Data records
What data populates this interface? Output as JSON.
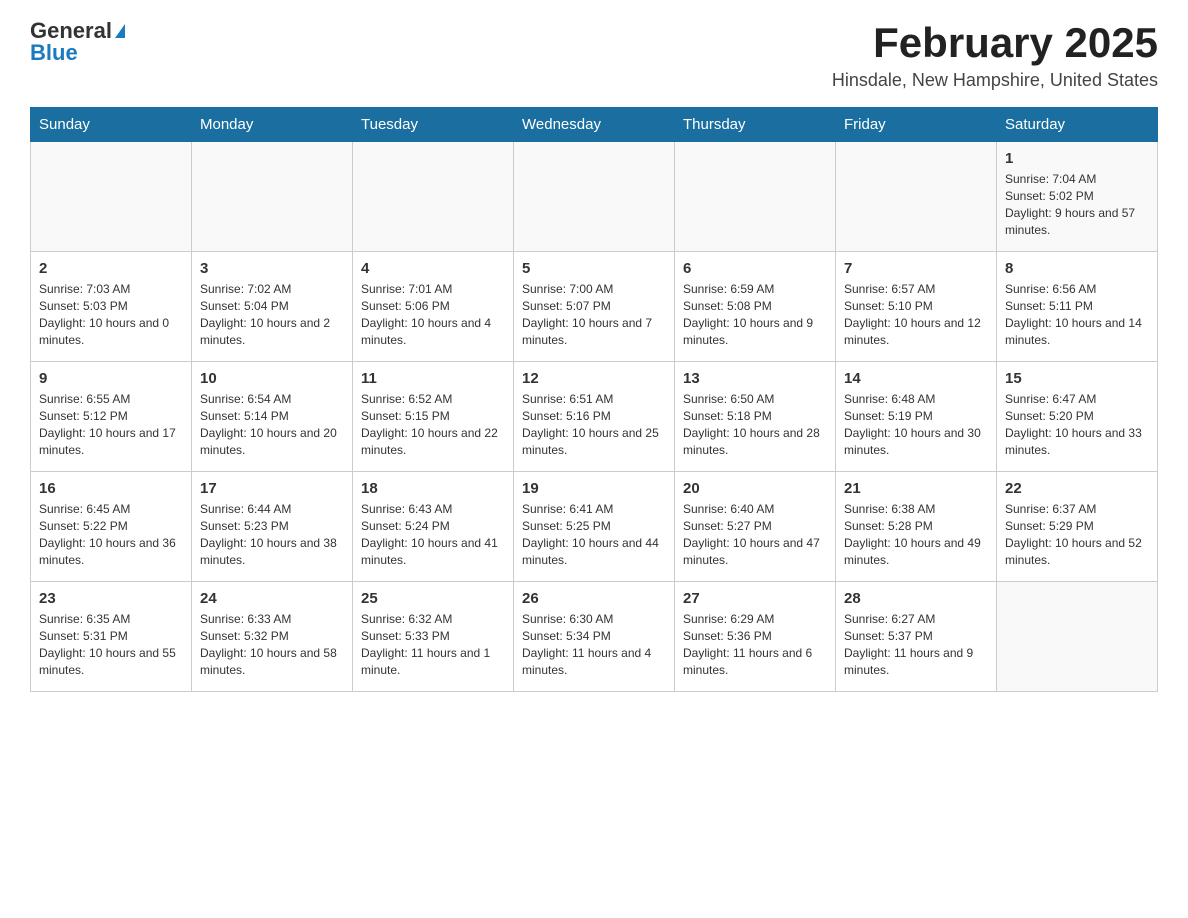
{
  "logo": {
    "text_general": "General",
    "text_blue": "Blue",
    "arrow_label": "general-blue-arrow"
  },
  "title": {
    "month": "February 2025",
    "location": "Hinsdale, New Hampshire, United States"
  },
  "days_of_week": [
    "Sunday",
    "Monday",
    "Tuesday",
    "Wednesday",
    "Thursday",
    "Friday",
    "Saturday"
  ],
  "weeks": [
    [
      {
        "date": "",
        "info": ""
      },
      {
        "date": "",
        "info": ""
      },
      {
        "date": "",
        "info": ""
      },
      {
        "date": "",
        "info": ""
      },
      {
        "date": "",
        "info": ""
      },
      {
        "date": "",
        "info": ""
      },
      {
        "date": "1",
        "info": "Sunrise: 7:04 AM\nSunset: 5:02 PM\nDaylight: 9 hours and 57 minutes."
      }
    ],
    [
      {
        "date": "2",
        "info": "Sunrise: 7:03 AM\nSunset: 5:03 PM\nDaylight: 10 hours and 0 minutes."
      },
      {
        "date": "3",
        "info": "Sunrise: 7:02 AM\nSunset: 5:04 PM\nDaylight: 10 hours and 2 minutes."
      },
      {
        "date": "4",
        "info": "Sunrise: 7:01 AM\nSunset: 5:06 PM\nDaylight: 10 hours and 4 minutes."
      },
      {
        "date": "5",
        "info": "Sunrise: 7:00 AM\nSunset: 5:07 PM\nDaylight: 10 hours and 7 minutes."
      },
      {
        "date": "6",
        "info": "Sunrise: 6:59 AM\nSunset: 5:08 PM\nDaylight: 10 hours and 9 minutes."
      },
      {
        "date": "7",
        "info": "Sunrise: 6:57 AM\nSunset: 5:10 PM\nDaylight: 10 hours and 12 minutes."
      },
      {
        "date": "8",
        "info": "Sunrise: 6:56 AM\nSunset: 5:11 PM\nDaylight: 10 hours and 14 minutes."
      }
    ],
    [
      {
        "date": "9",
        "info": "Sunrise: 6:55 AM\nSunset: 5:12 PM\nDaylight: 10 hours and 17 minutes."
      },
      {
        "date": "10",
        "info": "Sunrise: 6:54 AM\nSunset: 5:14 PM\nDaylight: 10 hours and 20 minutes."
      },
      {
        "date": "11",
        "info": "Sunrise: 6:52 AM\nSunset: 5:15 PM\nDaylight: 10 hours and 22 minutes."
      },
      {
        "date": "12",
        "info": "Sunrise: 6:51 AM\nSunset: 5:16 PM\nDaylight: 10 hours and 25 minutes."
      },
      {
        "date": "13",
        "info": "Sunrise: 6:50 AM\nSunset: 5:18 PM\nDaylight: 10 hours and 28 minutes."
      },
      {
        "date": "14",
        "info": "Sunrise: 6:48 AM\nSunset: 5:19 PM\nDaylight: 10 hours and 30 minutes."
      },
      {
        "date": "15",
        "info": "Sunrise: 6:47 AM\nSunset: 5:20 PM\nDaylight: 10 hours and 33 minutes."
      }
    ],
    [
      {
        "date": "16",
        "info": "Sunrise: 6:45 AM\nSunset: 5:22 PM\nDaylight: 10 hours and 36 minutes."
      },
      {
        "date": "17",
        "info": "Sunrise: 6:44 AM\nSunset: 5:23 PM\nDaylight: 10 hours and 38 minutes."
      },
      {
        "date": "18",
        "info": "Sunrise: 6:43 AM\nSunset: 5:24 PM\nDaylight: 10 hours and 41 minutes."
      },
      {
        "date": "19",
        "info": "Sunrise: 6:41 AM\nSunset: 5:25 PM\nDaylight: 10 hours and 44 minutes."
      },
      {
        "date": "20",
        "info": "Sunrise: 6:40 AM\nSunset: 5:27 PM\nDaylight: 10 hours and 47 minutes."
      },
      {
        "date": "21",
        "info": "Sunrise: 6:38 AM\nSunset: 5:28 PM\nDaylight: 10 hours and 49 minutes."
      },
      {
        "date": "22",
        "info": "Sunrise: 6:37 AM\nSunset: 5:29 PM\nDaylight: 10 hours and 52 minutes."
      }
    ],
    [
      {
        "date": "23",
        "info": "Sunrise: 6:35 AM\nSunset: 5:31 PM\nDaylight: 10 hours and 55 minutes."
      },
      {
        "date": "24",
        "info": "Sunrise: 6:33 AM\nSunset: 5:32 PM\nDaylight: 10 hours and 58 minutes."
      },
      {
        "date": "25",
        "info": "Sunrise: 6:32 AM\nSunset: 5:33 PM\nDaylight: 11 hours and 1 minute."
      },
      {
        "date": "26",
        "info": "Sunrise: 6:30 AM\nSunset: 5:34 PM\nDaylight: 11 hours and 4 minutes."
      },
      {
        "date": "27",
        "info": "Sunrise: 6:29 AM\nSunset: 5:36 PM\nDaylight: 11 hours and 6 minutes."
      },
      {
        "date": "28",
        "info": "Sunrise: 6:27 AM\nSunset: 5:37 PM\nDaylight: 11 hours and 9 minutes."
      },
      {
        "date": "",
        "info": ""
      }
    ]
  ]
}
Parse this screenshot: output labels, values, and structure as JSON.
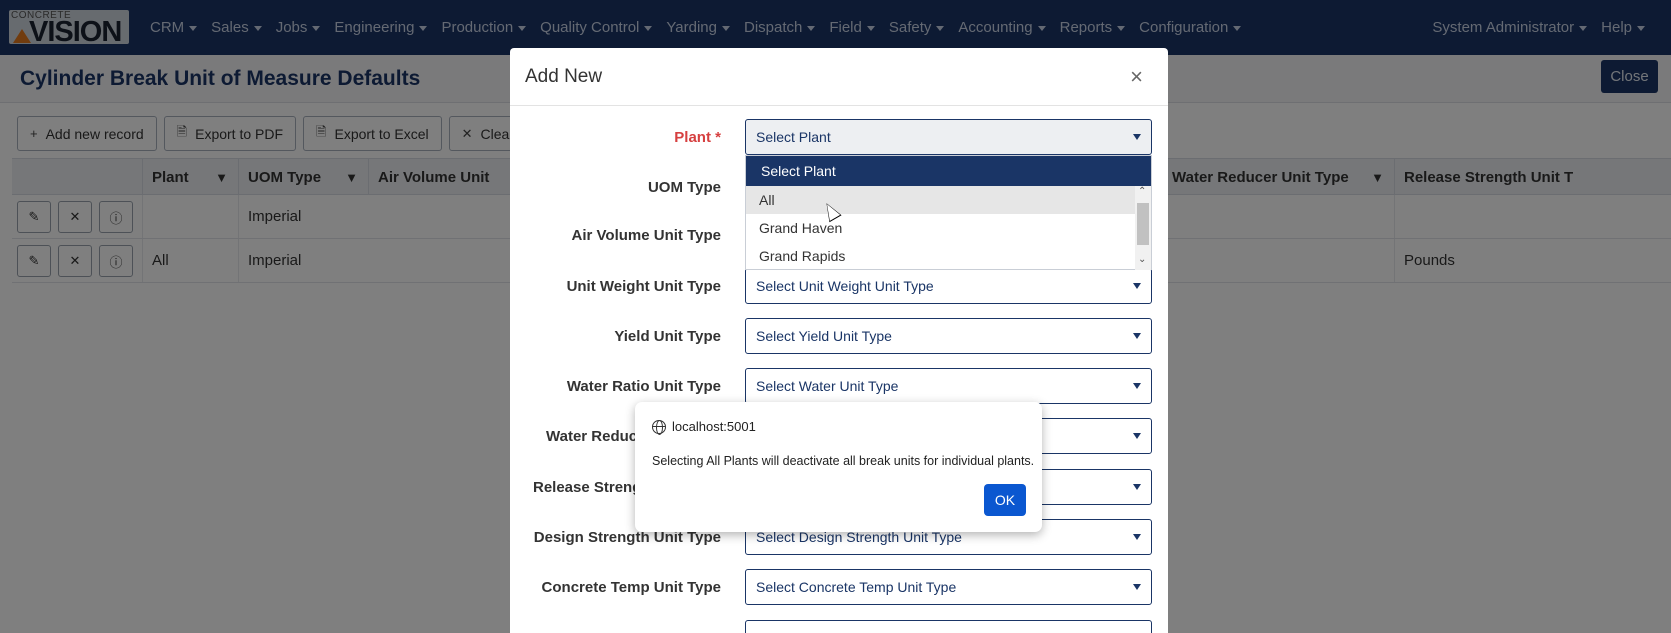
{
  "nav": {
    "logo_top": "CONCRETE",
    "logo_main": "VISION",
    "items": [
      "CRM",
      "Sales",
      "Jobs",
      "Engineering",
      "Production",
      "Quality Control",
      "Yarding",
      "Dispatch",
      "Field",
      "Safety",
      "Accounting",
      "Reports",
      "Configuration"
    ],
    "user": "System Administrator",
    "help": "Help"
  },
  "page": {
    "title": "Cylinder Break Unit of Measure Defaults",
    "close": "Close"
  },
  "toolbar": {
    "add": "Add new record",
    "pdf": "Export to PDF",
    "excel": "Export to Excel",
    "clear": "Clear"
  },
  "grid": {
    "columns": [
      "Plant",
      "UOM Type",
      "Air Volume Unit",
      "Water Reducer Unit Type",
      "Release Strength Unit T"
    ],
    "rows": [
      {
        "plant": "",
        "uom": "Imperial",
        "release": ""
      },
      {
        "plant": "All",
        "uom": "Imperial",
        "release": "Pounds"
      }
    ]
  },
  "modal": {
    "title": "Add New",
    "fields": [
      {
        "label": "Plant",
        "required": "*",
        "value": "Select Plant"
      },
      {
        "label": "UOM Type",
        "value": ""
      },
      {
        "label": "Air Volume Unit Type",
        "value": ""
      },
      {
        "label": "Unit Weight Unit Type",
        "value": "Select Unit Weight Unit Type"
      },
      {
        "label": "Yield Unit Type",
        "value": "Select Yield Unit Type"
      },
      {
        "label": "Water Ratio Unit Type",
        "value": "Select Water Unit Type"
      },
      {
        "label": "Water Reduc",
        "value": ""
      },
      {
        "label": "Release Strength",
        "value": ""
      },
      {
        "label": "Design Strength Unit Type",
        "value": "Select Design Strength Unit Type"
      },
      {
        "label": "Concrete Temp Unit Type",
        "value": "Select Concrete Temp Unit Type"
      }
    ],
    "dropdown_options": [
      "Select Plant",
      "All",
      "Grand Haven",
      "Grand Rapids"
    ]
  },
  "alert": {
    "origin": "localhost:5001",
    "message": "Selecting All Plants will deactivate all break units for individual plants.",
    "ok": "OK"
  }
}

## [Work instructions]
Scan the material above for the string "Temp" and return the lines that hold it.

## [Task answer]
        "label": "Concrete Temp Unit Type",
        "value": "Select Concrete Temp Unit Type"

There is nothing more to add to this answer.